RECORDS PROVIDED =>
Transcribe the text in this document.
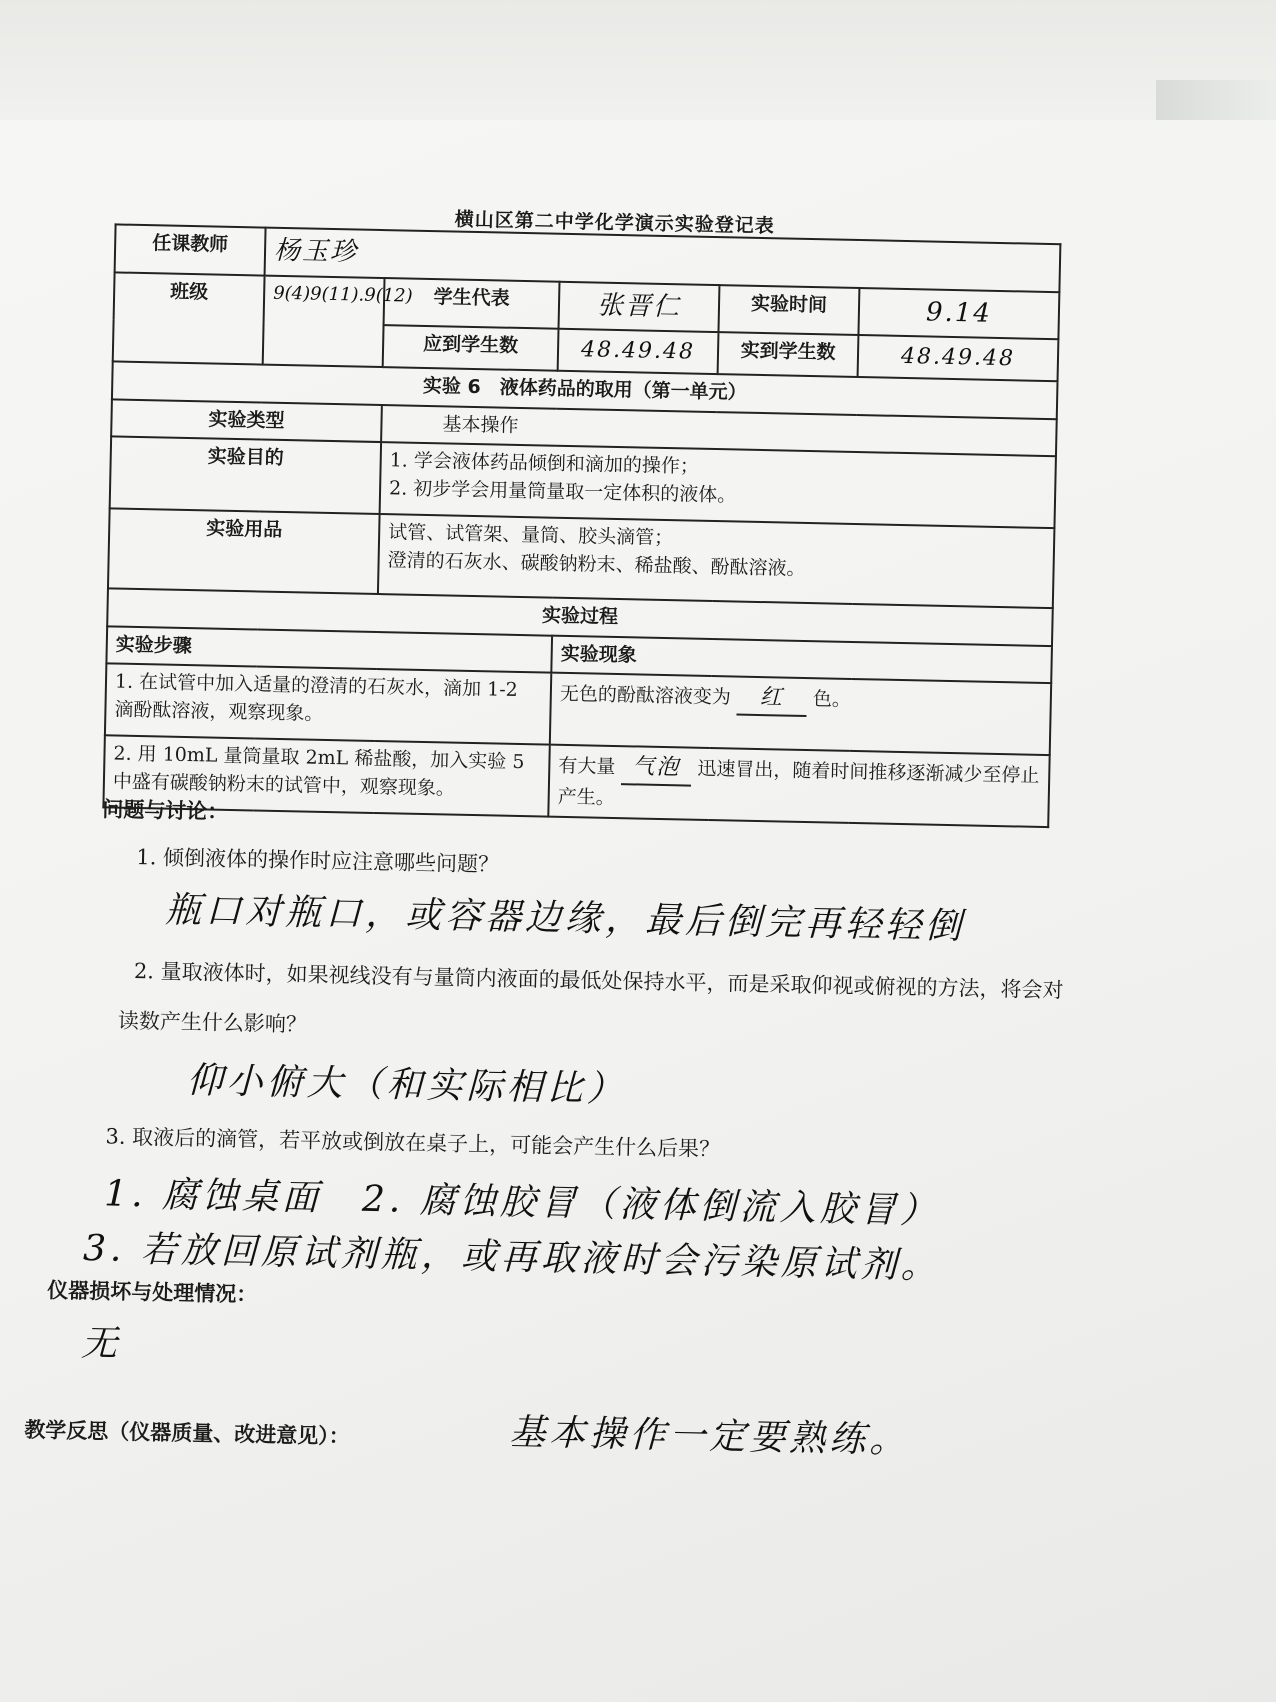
横山区第二中学化学演示实验登记表
任课教师	杨玉珍				
班级	9(4)9(11).9(12)	学生代表	张晋仁	实验时间	9.14
		应到学生数	48.49.48	实到学生数	48.49.48
实验 6　液体药品的取用（第一单元）					
实验类型		基本操作			
实验目的		1. 学会液体药品倾倒和滴加的操作；
2. 初步学会用量筒量取一定体积的液体。			

实验用品		试管、试管架、量筒、胶头滴管；
澄清的石灰水、碳酸钠粉末、稀盐酸、酚酞溶液。			

实验过程					
实验步骤			实验现象		
1. 在试管中加入适量的澄清的石灰水，滴加 1-2 滴酚酞溶液，观察现象。			无色的酚酞溶液变为 红 色。		
2. 用 10mL 量筒量取 2mL 稀盐酸，加入实验 5 中盛有碳酸钠粉末的试管中，观察现象。			有大量 气泡 迅速冒出，随着时间推移逐渐减少至停止产生。		
问题与讨论：
1. 倾倒液体的操作时应注意哪些问题？
瓶口对瓶口，或容器边缘，最后倒完再轻轻倒
2. 量取液体时，如果视线没有与量筒内液面的最低处保持水平，而是采取仰视或俯视的方法，将会对读数产生什么影响？
仰小俯大（和实际相比）
3. 取液后的滴管，若平放或倒放在桌子上，可能会产生什么后果？
1. 腐蚀桌面　2. 腐蚀胶冒（液体倒流入胶冒）
3. 若放回原试剂瓶，或再取液时会污染原试剂。
仪器损坏与处理情况：
无
教学反思（仪器质量、改进意见）：	基本操作一定要熟练。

WORK TO BE COMPLETED => Transcribe the listing above verbatim. Omit the pictures.

FINAL RESULT =>
Transcribe the text in this document.
横山区第二中学化学演示实验登记表
任课教师	杨玉珍				
班级	9(4)9(11).9(12)	学生代表	张晋仁	实验时间	9.14
		应到学生数	48.49.48	实到学生数	48.49.48
实验 6　液体药品的取用（第一单元）					
实验类型		基本操作			
实验目的		1. 学会液体药品倾倒和滴加的操作；
2. 初步学会用量筒量取一定体积的液体。			

实验用品		试管、试管架、量筒、胶头滴管；
澄清的石灰水、碳酸钠粉末、稀盐酸、酚酞溶液。			

实验过程					
实验步骤			实验现象		
1. 在试管中加入适量的澄清的石灰水，滴加 1-2 滴酚酞溶液，观察现象。			无色的酚酞溶液变为 红 色。		
2. 用 10mL 量筒量取 2mL 稀盐酸，加入实验 5 中盛有碳酸钠粉末的试管中，观察现象。			有大量 气泡 迅速冒出，随着时间推移逐渐减少至停止产生。		
问题与讨论：
1. 倾倒液体的操作时应注意哪些问题？
瓶口对瓶口，或容器边缘，最后倒完再轻轻倒
2. 量取液体时，如果视线没有与量筒内液面的最低处保持水平，而是采取仰视或俯视的方法，将会对读数产生什么影响？
仰小俯大（和实际相比）
3. 取液后的滴管，若平放或倒放在桌子上，可能会产生什么后果？
1. 腐蚀桌面　2. 腐蚀胶冒（液体倒流入胶冒）
3. 若放回原试剂瓶，或再取液时会污染原试剂。
仪器损坏与处理情况：
无
教学反思（仪器质量、改进意见）：	基本操作一定要熟练。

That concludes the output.